Aim of the task: State how many lines include "avec", giving the number by itself.

Recorded information:
===
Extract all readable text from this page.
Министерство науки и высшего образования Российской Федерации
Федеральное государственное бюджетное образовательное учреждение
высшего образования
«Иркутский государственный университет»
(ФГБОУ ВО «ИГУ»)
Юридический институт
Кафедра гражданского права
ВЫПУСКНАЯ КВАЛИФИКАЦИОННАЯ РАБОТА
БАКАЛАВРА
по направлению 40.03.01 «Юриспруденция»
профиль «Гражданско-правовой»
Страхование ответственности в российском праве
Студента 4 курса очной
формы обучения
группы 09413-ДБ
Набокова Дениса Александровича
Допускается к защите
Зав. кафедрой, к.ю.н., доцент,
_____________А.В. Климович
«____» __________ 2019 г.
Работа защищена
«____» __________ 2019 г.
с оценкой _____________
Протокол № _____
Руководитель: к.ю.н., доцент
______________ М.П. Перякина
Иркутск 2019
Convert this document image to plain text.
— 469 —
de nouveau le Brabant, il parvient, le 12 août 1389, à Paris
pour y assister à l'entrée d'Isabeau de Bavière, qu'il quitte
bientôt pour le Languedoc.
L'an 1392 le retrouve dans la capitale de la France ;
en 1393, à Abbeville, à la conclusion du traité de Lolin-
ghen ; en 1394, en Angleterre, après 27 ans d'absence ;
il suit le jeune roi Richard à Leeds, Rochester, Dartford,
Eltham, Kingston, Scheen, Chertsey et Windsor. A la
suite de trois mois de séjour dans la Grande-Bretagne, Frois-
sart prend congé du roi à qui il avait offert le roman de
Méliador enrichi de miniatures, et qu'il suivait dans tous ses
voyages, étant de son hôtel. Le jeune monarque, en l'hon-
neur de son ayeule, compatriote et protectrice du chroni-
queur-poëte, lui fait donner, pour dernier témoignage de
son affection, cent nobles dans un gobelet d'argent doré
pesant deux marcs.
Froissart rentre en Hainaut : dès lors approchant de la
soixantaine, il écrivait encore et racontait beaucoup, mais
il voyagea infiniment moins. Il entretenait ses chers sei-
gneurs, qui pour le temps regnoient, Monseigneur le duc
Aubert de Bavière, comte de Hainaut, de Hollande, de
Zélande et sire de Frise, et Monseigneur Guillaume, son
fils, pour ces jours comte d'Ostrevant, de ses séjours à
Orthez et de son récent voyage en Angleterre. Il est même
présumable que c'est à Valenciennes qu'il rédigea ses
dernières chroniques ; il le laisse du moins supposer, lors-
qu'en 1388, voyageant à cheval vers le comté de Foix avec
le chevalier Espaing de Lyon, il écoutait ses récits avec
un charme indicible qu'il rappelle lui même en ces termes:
===
Full solution: 2